Pull every line of the entries that has the word "text".

Collected data entries —
....

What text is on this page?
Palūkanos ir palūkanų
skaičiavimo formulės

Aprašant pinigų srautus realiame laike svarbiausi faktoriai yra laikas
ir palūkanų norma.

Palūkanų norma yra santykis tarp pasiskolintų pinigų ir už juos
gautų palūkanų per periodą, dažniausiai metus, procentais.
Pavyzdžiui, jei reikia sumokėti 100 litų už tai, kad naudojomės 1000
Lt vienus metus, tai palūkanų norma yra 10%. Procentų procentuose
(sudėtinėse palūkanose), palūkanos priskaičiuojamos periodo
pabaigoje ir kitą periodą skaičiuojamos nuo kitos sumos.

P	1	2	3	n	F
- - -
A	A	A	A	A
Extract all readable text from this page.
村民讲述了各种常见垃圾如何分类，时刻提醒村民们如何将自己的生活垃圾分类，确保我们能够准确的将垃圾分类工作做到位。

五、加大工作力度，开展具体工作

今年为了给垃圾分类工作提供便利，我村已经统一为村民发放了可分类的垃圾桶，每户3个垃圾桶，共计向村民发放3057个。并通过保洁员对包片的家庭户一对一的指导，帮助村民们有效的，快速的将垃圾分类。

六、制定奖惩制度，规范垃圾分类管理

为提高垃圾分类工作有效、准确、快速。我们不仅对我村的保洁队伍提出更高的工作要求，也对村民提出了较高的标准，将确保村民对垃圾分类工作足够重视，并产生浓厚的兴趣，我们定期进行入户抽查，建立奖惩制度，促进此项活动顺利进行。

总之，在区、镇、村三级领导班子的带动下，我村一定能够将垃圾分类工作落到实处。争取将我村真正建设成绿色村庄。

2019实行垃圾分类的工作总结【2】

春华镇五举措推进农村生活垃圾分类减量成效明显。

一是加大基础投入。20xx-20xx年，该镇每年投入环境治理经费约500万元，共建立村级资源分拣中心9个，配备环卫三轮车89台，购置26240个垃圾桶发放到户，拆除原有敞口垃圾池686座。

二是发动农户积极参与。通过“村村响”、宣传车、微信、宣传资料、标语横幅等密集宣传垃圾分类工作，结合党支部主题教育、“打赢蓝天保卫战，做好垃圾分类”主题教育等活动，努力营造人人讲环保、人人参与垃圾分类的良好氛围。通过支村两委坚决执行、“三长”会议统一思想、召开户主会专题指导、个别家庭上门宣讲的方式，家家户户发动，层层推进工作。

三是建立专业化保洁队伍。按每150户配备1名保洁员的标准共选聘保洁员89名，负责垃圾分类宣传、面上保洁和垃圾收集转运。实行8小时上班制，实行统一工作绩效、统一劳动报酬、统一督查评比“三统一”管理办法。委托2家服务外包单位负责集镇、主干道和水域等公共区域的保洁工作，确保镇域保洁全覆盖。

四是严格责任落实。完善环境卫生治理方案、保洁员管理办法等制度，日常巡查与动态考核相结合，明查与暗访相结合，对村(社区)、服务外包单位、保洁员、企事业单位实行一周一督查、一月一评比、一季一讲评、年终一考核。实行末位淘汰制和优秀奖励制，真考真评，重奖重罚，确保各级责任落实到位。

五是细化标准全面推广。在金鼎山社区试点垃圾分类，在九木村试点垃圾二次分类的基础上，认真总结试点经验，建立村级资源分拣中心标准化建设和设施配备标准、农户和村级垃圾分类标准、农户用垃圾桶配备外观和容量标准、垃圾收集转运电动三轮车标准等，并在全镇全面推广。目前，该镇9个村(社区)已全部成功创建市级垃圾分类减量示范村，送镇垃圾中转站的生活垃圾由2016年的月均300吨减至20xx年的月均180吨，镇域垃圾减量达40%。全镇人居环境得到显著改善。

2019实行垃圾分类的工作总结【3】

....

SOLUTION BELOW —
What text is on this page?
Extract all readable text from this page.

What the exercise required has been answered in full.